WRITTEN TASK: In full and without alteration, repeat the material.

#### EXTRACTED RECORDS ####

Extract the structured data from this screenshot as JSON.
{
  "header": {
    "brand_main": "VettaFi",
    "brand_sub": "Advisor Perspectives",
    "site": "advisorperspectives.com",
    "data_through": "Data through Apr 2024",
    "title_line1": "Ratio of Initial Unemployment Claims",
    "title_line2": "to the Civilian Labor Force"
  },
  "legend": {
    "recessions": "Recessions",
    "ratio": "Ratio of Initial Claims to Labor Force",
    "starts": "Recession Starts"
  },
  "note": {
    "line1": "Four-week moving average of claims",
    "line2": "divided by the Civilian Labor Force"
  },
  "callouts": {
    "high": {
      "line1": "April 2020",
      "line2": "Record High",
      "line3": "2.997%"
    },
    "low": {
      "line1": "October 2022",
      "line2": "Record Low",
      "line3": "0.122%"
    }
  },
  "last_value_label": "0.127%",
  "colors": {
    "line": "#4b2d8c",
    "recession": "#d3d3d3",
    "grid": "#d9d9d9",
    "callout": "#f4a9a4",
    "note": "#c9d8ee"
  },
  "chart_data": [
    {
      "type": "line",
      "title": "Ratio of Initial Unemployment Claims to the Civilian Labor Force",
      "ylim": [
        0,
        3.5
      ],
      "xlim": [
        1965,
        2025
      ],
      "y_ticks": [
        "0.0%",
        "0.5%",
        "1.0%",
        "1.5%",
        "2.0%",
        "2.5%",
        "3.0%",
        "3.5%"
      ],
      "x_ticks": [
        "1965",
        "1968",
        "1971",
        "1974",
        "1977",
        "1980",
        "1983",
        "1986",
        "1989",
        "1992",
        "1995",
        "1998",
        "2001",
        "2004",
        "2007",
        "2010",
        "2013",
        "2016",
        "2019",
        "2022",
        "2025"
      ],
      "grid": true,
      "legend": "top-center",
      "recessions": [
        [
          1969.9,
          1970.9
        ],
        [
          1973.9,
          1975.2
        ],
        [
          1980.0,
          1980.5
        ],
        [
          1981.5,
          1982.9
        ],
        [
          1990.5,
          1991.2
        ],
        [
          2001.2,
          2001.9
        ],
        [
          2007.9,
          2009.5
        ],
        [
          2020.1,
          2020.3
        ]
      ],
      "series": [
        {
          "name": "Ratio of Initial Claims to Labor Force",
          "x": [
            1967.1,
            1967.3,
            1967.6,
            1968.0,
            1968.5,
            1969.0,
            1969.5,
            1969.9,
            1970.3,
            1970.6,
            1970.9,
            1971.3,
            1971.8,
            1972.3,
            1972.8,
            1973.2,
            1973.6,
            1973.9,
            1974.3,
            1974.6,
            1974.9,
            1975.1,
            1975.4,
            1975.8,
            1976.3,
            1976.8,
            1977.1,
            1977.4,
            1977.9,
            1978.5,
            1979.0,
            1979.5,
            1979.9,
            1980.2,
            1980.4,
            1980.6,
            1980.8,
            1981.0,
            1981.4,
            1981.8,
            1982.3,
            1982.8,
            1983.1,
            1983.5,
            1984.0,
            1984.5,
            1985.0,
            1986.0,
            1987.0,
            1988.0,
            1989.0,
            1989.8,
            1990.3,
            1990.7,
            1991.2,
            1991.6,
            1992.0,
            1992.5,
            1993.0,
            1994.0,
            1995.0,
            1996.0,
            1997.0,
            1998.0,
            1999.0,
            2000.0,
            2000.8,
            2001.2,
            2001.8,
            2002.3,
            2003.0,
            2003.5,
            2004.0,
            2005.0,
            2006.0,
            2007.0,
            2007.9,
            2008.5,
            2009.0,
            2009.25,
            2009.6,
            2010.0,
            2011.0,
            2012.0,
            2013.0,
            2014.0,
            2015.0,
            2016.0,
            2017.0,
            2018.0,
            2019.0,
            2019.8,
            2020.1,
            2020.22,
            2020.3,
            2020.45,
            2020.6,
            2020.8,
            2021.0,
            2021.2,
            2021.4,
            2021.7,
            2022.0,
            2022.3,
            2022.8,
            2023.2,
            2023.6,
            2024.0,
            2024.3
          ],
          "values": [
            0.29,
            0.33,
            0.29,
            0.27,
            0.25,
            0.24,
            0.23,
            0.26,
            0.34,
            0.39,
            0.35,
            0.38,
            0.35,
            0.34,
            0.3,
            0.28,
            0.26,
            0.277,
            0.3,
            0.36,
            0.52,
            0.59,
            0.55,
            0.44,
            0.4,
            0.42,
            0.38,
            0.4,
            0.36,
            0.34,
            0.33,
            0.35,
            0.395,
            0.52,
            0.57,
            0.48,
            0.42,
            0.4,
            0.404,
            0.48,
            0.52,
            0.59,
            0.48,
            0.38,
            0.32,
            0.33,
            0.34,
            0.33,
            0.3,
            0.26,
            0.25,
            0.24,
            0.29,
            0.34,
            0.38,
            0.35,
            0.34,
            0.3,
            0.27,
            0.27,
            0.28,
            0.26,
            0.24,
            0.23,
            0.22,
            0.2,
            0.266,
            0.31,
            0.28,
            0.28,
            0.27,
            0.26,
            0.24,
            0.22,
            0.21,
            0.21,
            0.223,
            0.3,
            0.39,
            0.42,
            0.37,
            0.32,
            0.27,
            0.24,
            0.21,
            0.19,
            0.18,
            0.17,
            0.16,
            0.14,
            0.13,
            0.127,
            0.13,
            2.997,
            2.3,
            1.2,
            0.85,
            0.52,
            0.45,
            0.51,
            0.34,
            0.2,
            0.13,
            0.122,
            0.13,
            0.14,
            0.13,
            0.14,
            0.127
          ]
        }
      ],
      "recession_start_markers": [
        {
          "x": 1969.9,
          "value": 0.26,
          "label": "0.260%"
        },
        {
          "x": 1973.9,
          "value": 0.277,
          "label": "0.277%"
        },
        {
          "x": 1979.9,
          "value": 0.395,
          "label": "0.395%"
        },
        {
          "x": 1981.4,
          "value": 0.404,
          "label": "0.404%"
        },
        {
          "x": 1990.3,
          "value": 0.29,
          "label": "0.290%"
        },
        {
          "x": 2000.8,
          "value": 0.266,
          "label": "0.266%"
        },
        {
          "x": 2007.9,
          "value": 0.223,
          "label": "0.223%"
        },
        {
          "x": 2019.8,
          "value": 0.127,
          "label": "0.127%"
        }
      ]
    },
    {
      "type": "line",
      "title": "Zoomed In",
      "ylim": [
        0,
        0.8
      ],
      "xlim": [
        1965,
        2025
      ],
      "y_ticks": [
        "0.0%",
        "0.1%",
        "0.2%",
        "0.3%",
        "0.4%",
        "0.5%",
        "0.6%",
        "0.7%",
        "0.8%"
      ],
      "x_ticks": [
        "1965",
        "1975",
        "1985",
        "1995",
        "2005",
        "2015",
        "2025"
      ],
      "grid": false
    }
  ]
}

####

FINAL RESULT:
Extract the structured data from this screenshot as JSON.
{
  "header": {
    "brand_main": "VettaFi",
    "brand_sub": "Advisor Perspectives",
    "site": "advisorperspectives.com",
    "data_through": "Data through Apr 2024",
    "title_line1": "Ratio of Initial Unemployment Claims",
    "title_line2": "to the Civilian Labor Force"
  },
  "legend": {
    "recessions": "Recessions",
    "ratio": "Ratio of Initial Claims to Labor Force",
    "starts": "Recession Starts"
  },
  "note": {
    "line1": "Four-week moving average of claims",
    "line2": "divided by the Civilian Labor Force"
  },
  "callouts": {
    "high": {
      "line1": "April 2020",
      "line2": "Record High",
      "line3": "2.997%"
    },
    "low": {
      "line1": "October 2022",
      "line2": "Record Low",
      "line3": "0.122%"
    }
  },
  "last_value_label": "0.127%",
  "colors": {
    "line": "#4b2d8c",
    "recession": "#d3d3d3",
    "grid": "#d9d9d9",
    "callout": "#f4a9a4",
    "note": "#c9d8ee"
  },
  "chart_data": [
    {
      "type": "line",
      "title": "Ratio of Initial Unemployment Claims to the Civilian Labor Force",
      "ylim": [
        0,
        3.5
      ],
      "xlim": [
        1965,
        2025
      ],
      "y_ticks": [
        "0.0%",
        "0.5%",
        "1.0%",
        "1.5%",
        "2.0%",
        "2.5%",
        "3.0%",
        "3.5%"
      ],
      "x_ticks": [
        "1965",
        "1968",
        "1971",
        "1974",
        "1977",
        "1980",
        "1983",
        "1986",
        "1989",
        "1992",
        "1995",
        "1998",
        "2001",
        "2004",
        "2007",
        "2010",
        "2013",
        "2016",
        "2019",
        "2022",
        "2025"
      ],
      "grid": true,
      "legend": "top-center",
      "recessions": [
        [
          1969.9,
          1970.9
        ],
        [
          1973.9,
          1975.2
        ],
        [
          1980.0,
          1980.5
        ],
        [
          1981.5,
          1982.9
        ],
        [
          1990.5,
          1991.2
        ],
        [
          2001.2,
          2001.9
        ],
        [
          2007.9,
          2009.5
        ],
        [
          2020.1,
          2020.3
        ]
      ],
      "series": [
        {
          "name": "Ratio of Initial Claims to Labor Force",
          "x": [
            1967.1,
            1967.3,
            1967.6,
            1968.0,
            1968.5,
            1969.0,
            1969.5,
            1969.9,
            1970.3,
            1970.6,
            1970.9,
            1971.3,
            1971.8,
            1972.3,
            1972.8,
            1973.2,
            1973.6,
            1973.9,
            1974.3,
            1974.6,
            1974.9,
            1975.1,
            1975.4,
            1975.8,
            1976.3,
            1976.8,
            1977.1,
            1977.4,
            1977.9,
            1978.5,
            1979.0,
            1979.5,
            1979.9,
            1980.2,
            1980.4,
            1980.6,
            1980.8,
            1981.0,
            1981.4,
            1981.8,
            1982.3,
            1982.8,
            1983.1,
            1983.5,
            1984.0,
            1984.5,
            1985.0,
            1986.0,
            1987.0,
            1988.0,
            1989.0,
            1989.8,
            1990.3,
            1990.7,
            1991.2,
            1991.6,
            1992.0,
            1992.5,
            1993.0,
            1994.0,
            1995.0,
            1996.0,
            1997.0,
            1998.0,
            1999.0,
            2000.0,
            2000.8,
            2001.2,
            2001.8,
            2002.3,
            2003.0,
            2003.5,
            2004.0,
            2005.0,
            2006.0,
            2007.0,
            2007.9,
            2008.5,
            2009.0,
            2009.25,
            2009.6,
            2010.0,
            2011.0,
            2012.0,
            2013.0,
            2014.0,
            2015.0,
            2016.0,
            2017.0,
            2018.0,
            2019.0,
            2019.8,
            2020.1,
            2020.22,
            2020.3,
            2020.45,
            2020.6,
            2020.8,
            2021.0,
            2021.2,
            2021.4,
            2021.7,
            2022.0,
            2022.3,
            2022.8,
            2023.2,
            2023.6,
            2024.0,
            2024.3
          ],
          "values": [
            0.29,
            0.33,
            0.29,
            0.27,
            0.25,
            0.24,
            0.23,
            0.26,
            0.34,
            0.39,
            0.35,
            0.38,
            0.35,
            0.34,
            0.3,
            0.28,
            0.26,
            0.277,
            0.3,
            0.36,
            0.52,
            0.59,
            0.55,
            0.44,
            0.4,
            0.42,
            0.38,
            0.4,
            0.36,
            0.34,
            0.33,
            0.35,
            0.395,
            0.52,
            0.57,
            0.48,
            0.42,
            0.4,
            0.404,
            0.48,
            0.52,
            0.59,
            0.48,
            0.38,
            0.32,
            0.33,
            0.34,
            0.33,
            0.3,
            0.26,
            0.25,
            0.24,
            0.29,
            0.34,
            0.38,
            0.35,
            0.34,
            0.3,
            0.27,
            0.27,
            0.28,
            0.26,
            0.24,
            0.23,
            0.22,
            0.2,
            0.266,
            0.31,
            0.28,
            0.28,
            0.27,
            0.26,
            0.24,
            0.22,
            0.21,
            0.21,
            0.223,
            0.3,
            0.39,
            0.42,
            0.37,
            0.32,
            0.27,
            0.24,
            0.21,
            0.19,
            0.18,
            0.17,
            0.16,
            0.14,
            0.13,
            0.127,
            0.13,
            2.997,
            2.3,
            1.2,
            0.85,
            0.52,
            0.45,
            0.51,
            0.34,
            0.2,
            0.13,
            0.122,
            0.13,
            0.14,
            0.13,
            0.14,
            0.127
          ]
        }
      ],
      "recession_start_markers": [
        {
          "x": 1969.9,
          "value": 0.26,
          "label": "0.260%"
        },
        {
          "x": 1973.9,
          "value": 0.277,
          "label": "0.277%"
        },
        {
          "x": 1979.9,
          "value": 0.395,
          "label": "0.395%"
        },
        {
          "x": 1981.4,
          "value": 0.404,
          "label": "0.404%"
        },
        {
          "x": 1990.3,
          "value": 0.29,
          "label": "0.290%"
        },
        {
          "x": 2000.8,
          "value": 0.266,
          "label": "0.266%"
        },
        {
          "x": 2007.9,
          "value": 0.223,
          "label": "0.223%"
        },
        {
          "x": 2019.8,
          "value": 0.127,
          "label": "0.127%"
        }
      ]
    },
    {
      "type": "line",
      "title": "Zoomed In",
      "ylim": [
        0,
        0.8
      ],
      "xlim": [
        1965,
        2025
      ],
      "y_ticks": [
        "0.0%",
        "0.1%",
        "0.2%",
        "0.3%",
        "0.4%",
        "0.5%",
        "0.6%",
        "0.7%",
        "0.8%"
      ],
      "x_ticks": [
        "1965",
        "1975",
        "1985",
        "1995",
        "2005",
        "2015",
        "2025"
      ],
      "grid": false
    }
  ]
}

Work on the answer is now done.